> [RECORDED DATA]:

....

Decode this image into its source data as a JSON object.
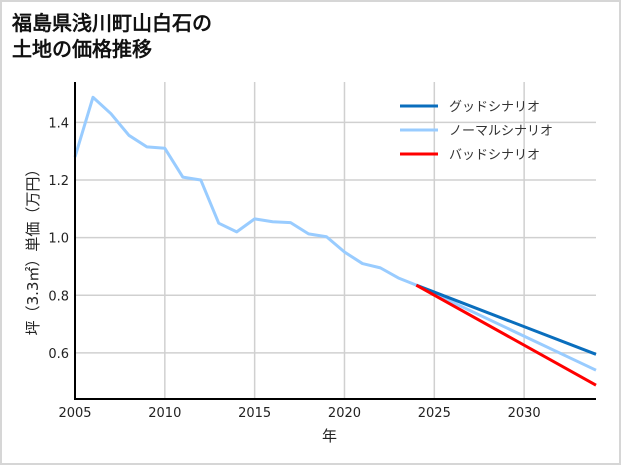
{
  "title_line1": "福島県浅川町山白石の",
  "title_line2": "土地の価格推移",
  "chart_data": {
    "type": "line",
    "title": "福島県浅川町山白石の土地の価格推移",
    "xlabel": "年",
    "ylabel": "坪（3.3㎡）単価（万円）",
    "xlim": [
      2005,
      2034
    ],
    "ylim": [
      0.44,
      1.54
    ],
    "xticks": [
      2005,
      2010,
      2015,
      2020,
      2025,
      2030
    ],
    "yticks": [
      0.6,
      0.8,
      1.0,
      1.2,
      1.4
    ],
    "ytick_labels": [
      "0.6",
      "0.8",
      "1.0",
      "1.2",
      "1.4"
    ],
    "grid": true,
    "legend_position": "upper right",
    "series": [
      {
        "name": "グッドシナリオ",
        "color": "#0a6ebd",
        "x": [
          2024,
          2034
        ],
        "values": [
          0.835,
          0.595
        ]
      },
      {
        "name": "ノーマルシナリオ",
        "color": "#99ccff",
        "x": [
          2005,
          2006,
          2007,
          2008,
          2009,
          2010,
          2011,
          2012,
          2013,
          2014,
          2015,
          2016,
          2017,
          2018,
          2019,
          2020,
          2021,
          2022,
          2023,
          2024,
          2034
        ],
        "values": [
          1.28,
          1.487,
          1.43,
          1.355,
          1.315,
          1.31,
          1.21,
          1.2,
          1.05,
          1.02,
          1.065,
          1.055,
          1.052,
          1.013,
          1.003,
          0.95,
          0.91,
          0.895,
          0.86,
          0.835,
          0.54
        ]
      },
      {
        "name": "バッドシナリオ",
        "color": "#ff0000",
        "x": [
          2024,
          2034
        ],
        "values": [
          0.835,
          0.488
        ]
      }
    ]
  }
}
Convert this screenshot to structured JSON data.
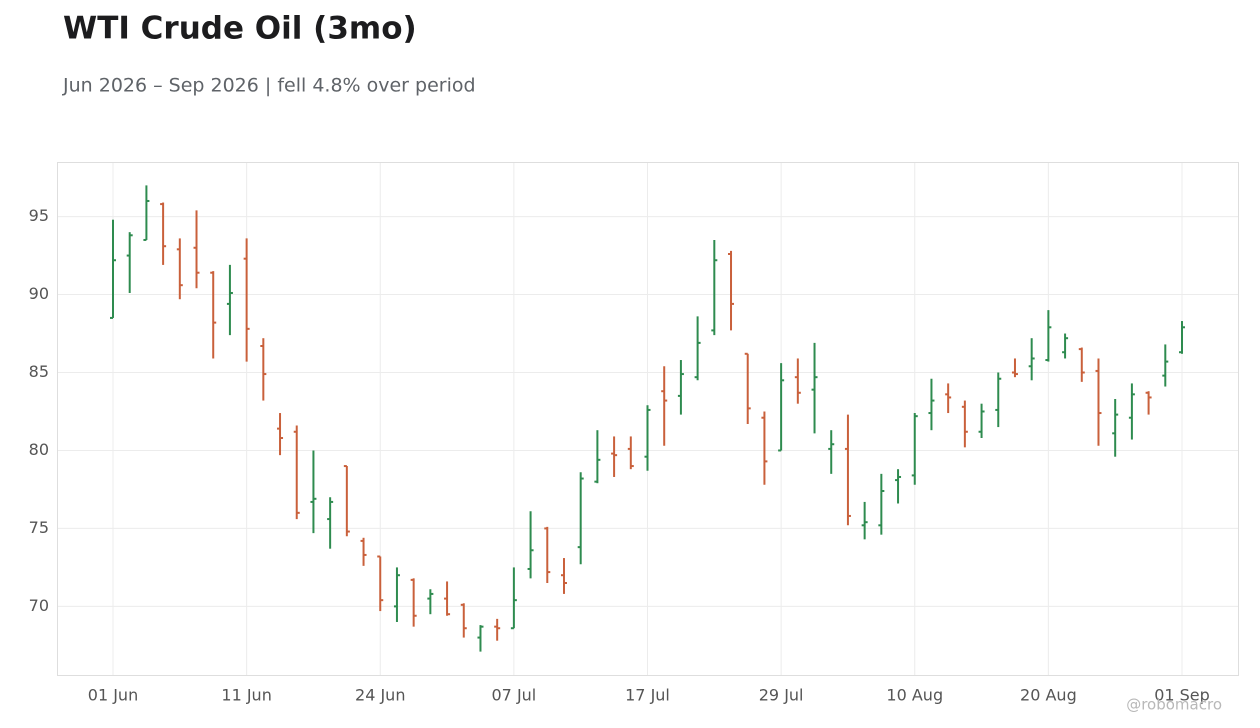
{
  "chart_data": {
    "type": "ohlc",
    "title": "WTI Crude Oil (3mo)",
    "subtitle": "Jun 2026 – Sep 2026 | fell 4.8% over period",
    "watermark": "@robomacro",
    "categories": [
      "01 Jun",
      null,
      null,
      null,
      null,
      null,
      null,
      null,
      "11 Jun",
      null,
      null,
      null,
      null,
      null,
      null,
      null,
      "24 Jun",
      null,
      null,
      null,
      null,
      null,
      null,
      null,
      "07 Jul",
      null,
      null,
      null,
      null,
      null,
      null,
      null,
      "17 Jul",
      null,
      null,
      null,
      null,
      null,
      null,
      null,
      "29 Jul",
      null,
      null,
      null,
      null,
      null,
      null,
      null,
      "10 Aug",
      null,
      null,
      null,
      null,
      null,
      null,
      null,
      "20 Aug",
      null,
      null,
      null,
      null,
      null,
      null,
      null,
      "01 Sep"
    ],
    "open": [
      88.5,
      92.5,
      93.5,
      95.8,
      92.9,
      93.0,
      91.4,
      89.4,
      92.3,
      86.7,
      81.4,
      81.2,
      76.7,
      75.6,
      79.0,
      74.2,
      73.2,
      70.0,
      71.7,
      70.5,
      70.5,
      70.1,
      68.0,
      68.7,
      68.6,
      72.4,
      75.0,
      72.0,
      73.8,
      78.0,
      79.8,
      80.1,
      79.6,
      83.8,
      83.5,
      84.7,
      87.7,
      92.6,
      86.2,
      82.1,
      80.0,
      84.7,
      83.9,
      80.1,
      80.1,
      75.2,
      75.2,
      78.1,
      78.4,
      82.4,
      83.6,
      82.8,
      81.2,
      82.6,
      85.0,
      85.4,
      85.8,
      86.3,
      86.5,
      85.1,
      81.1,
      82.1,
      83.7,
      84.8,
      86.3
    ],
    "high": [
      94.8,
      94.0,
      97.0,
      95.9,
      93.6,
      95.4,
      91.5,
      91.9,
      93.6,
      87.2,
      82.4,
      81.6,
      80.0,
      77.0,
      79.0,
      74.4,
      73.2,
      72.5,
      71.8,
      71.1,
      71.6,
      70.2,
      68.8,
      69.2,
      72.5,
      76.1,
      75.1,
      73.1,
      78.6,
      81.3,
      80.9,
      80.9,
      82.9,
      85.4,
      85.8,
      88.6,
      93.5,
      92.8,
      86.2,
      82.5,
      85.6,
      85.9,
      86.9,
      81.3,
      82.3,
      76.7,
      78.5,
      78.8,
      82.4,
      84.6,
      84.3,
      83.2,
      83.0,
      85.0,
      85.9,
      87.2,
      89.0,
      87.5,
      86.6,
      85.9,
      83.3,
      84.3,
      83.8,
      86.8,
      88.3
    ],
    "low": [
      88.5,
      90.1,
      93.5,
      91.9,
      89.7,
      90.4,
      85.9,
      87.4,
      85.7,
      83.2,
      79.7,
      75.6,
      74.7,
      73.7,
      74.5,
      72.6,
      69.7,
      69.0,
      68.7,
      69.5,
      69.4,
      68.0,
      67.1,
      67.8,
      68.6,
      71.8,
      71.5,
      70.8,
      72.7,
      77.9,
      78.3,
      78.8,
      78.7,
      80.3,
      82.3,
      84.5,
      87.4,
      87.7,
      81.7,
      77.8,
      80.0,
      83.0,
      81.1,
      78.5,
      75.2,
      74.3,
      74.6,
      76.6,
      77.8,
      81.3,
      82.4,
      80.2,
      80.8,
      81.5,
      84.7,
      84.5,
      85.7,
      85.9,
      84.4,
      80.3,
      79.6,
      80.7,
      82.3,
      84.1,
      86.2
    ],
    "close": [
      92.2,
      93.8,
      96.0,
      93.1,
      90.6,
      91.4,
      88.2,
      90.1,
      87.8,
      84.9,
      80.8,
      76.0,
      76.9,
      76.7,
      74.8,
      73.3,
      70.4,
      72.0,
      69.4,
      70.8,
      69.5,
      68.6,
      68.7,
      68.6,
      70.4,
      73.6,
      72.2,
      71.5,
      78.2,
      79.4,
      79.7,
      79.0,
      82.6,
      83.2,
      84.9,
      86.9,
      92.2,
      89.4,
      82.7,
      79.3,
      84.5,
      83.7,
      84.7,
      80.4,
      75.8,
      75.4,
      77.4,
      78.3,
      82.2,
      83.2,
      83.4,
      81.2,
      82.5,
      84.6,
      84.9,
      85.9,
      87.9,
      87.2,
      85.0,
      82.4,
      82.3,
      83.6,
      83.4,
      85.7,
      87.9
    ],
    "up_color": "#2e8b4f",
    "down_color": "#c9603b",
    "ylim": [
      65.6,
      98.5
    ],
    "yticks": [
      70,
      75,
      80,
      85,
      90,
      95
    ],
    "grid": true
  }
}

....

> [WRITTEN INSTRUCTION]: Without including the pictures, return each record above exactly as it stands.

> [TASK RESULT]:
Decode this image into its source data as a JSON object.
{
  "title_line1": "福島県浅川町山白石の",
  "title_line2": "土地の価格推移",
  "chart_data": {
    "type": "line",
    "title": "福島県浅川町山白石の土地の価格推移",
    "xlabel": "年",
    "ylabel": "坪（3.3㎡）単価（万円）",
    "xlim": [
      2005,
      2034
    ],
    "ylim": [
      0.44,
      1.54
    ],
    "xticks": [
      2005,
      2010,
      2015,
      2020,
      2025,
      2030
    ],
    "yticks": [
      0.6,
      0.8,
      1.0,
      1.2,
      1.4
    ],
    "ytick_labels": [
      "0.6",
      "0.8",
      "1.0",
      "1.2",
      "1.4"
    ],
    "grid": true,
    "legend_position": "upper right",
    "series": [
      {
        "name": "グッドシナリオ",
        "color": "#0a6ebd",
        "x": [
          2024,
          2034
        ],
        "values": [
          0.835,
          0.595
        ]
      },
      {
        "name": "ノーマルシナリオ",
        "color": "#99ccff",
        "x": [
          2005,
          2006,
          2007,
          2008,
          2009,
          2010,
          2011,
          2012,
          2013,
          2014,
          2015,
          2016,
          2017,
          2018,
          2019,
          2020,
          2021,
          2022,
          2023,
          2024,
          2034
        ],
        "values": [
          1.28,
          1.487,
          1.43,
          1.355,
          1.315,
          1.31,
          1.21,
          1.2,
          1.05,
          1.02,
          1.065,
          1.055,
          1.052,
          1.013,
          1.003,
          0.95,
          0.91,
          0.895,
          0.86,
          0.835,
          0.54
        ]
      },
      {
        "name": "バッドシナリオ",
        "color": "#ff0000",
        "x": [
          2024,
          2034
        ],
        "values": [
          0.835,
          0.488
        ]
      }
    ]
  }
}
Convert this screenshot to structured JSON data.
{
  "chart_data": {
    "type": "ohlc",
    "title": "WTI Crude Oil (3mo)",
    "subtitle": "Jun 2026 – Sep 2026 | fell 4.8% over period",
    "watermark": "@robomacro",
    "categories": [
      "01 Jun",
      null,
      null,
      null,
      null,
      null,
      null,
      null,
      "11 Jun",
      null,
      null,
      null,
      null,
      null,
      null,
      null,
      "24 Jun",
      null,
      null,
      null,
      null,
      null,
      null,
      null,
      "07 Jul",
      null,
      null,
      null,
      null,
      null,
      null,
      null,
      "17 Jul",
      null,
      null,
      null,
      null,
      null,
      null,
      null,
      "29 Jul",
      null,
      null,
      null,
      null,
      null,
      null,
      null,
      "10 Aug",
      null,
      null,
      null,
      null,
      null,
      null,
      null,
      "20 Aug",
      null,
      null,
      null,
      null,
      null,
      null,
      null,
      "01 Sep"
    ],
    "open": [
      88.5,
      92.5,
      93.5,
      95.8,
      92.9,
      93.0,
      91.4,
      89.4,
      92.3,
      86.7,
      81.4,
      81.2,
      76.7,
      75.6,
      79.0,
      74.2,
      73.2,
      70.0,
      71.7,
      70.5,
      70.5,
      70.1,
      68.0,
      68.7,
      68.6,
      72.4,
      75.0,
      72.0,
      73.8,
      78.0,
      79.8,
      80.1,
      79.6,
      83.8,
      83.5,
      84.7,
      87.7,
      92.6,
      86.2,
      82.1,
      80.0,
      84.7,
      83.9,
      80.1,
      80.1,
      75.2,
      75.2,
      78.1,
      78.4,
      82.4,
      83.6,
      82.8,
      81.2,
      82.6,
      85.0,
      85.4,
      85.8,
      86.3,
      86.5,
      85.1,
      81.1,
      82.1,
      83.7,
      84.8,
      86.3
    ],
    "high": [
      94.8,
      94.0,
      97.0,
      95.9,
      93.6,
      95.4,
      91.5,
      91.9,
      93.6,
      87.2,
      82.4,
      81.6,
      80.0,
      77.0,
      79.0,
      74.4,
      73.2,
      72.5,
      71.8,
      71.1,
      71.6,
      70.2,
      68.8,
      69.2,
      72.5,
      76.1,
      75.1,
      73.1,
      78.6,
      81.3,
      80.9,
      80.9,
      82.9,
      85.4,
      85.8,
      88.6,
      93.5,
      92.8,
      86.2,
      82.5,
      85.6,
      85.9,
      86.9,
      81.3,
      82.3,
      76.7,
      78.5,
      78.8,
      82.4,
      84.6,
      84.3,
      83.2,
      83.0,
      85.0,
      85.9,
      87.2,
      89.0,
      87.5,
      86.6,
      85.9,
      83.3,
      84.3,
      83.8,
      86.8,
      88.3
    ],
    "low": [
      88.5,
      90.1,
      93.5,
      91.9,
      89.7,
      90.4,
      85.9,
      87.4,
      85.7,
      83.2,
      79.7,
      75.6,
      74.7,
      73.7,
      74.5,
      72.6,
      69.7,
      69.0,
      68.7,
      69.5,
      69.4,
      68.0,
      67.1,
      67.8,
      68.6,
      71.8,
      71.5,
      70.8,
      72.7,
      77.9,
      78.3,
      78.8,
      78.7,
      80.3,
      82.3,
      84.5,
      87.4,
      87.7,
      81.7,
      77.8,
      80.0,
      83.0,
      81.1,
      78.5,
      75.2,
      74.3,
      74.6,
      76.6,
      77.8,
      81.3,
      82.4,
      80.2,
      80.8,
      81.5,
      84.7,
      84.5,
      85.7,
      85.9,
      84.4,
      80.3,
      79.6,
      80.7,
      82.3,
      84.1,
      86.2
    ],
    "close": [
      92.2,
      93.8,
      96.0,
      93.1,
      90.6,
      91.4,
      88.2,
      90.1,
      87.8,
      84.9,
      80.8,
      76.0,
      76.9,
      76.7,
      74.8,
      73.3,
      70.4,
      72.0,
      69.4,
      70.8,
      69.5,
      68.6,
      68.7,
      68.6,
      70.4,
      73.6,
      72.2,
      71.5,
      78.2,
      79.4,
      79.7,
      79.0,
      82.6,
      83.2,
      84.9,
      86.9,
      92.2,
      89.4,
      82.7,
      79.3,
      84.5,
      83.7,
      84.7,
      80.4,
      75.8,
      75.4,
      77.4,
      78.3,
      82.2,
      83.2,
      83.4,
      81.2,
      82.5,
      84.6,
      84.9,
      85.9,
      87.9,
      87.2,
      85.0,
      82.4,
      82.3,
      83.6,
      83.4,
      85.7,
      87.9
    ],
    "up_color": "#2e8b4f",
    "down_color": "#c9603b",
    "ylim": [
      65.6,
      98.5
    ],
    "yticks": [
      70,
      75,
      80,
      85,
      90,
      95
    ],
    "grid": true
  }
}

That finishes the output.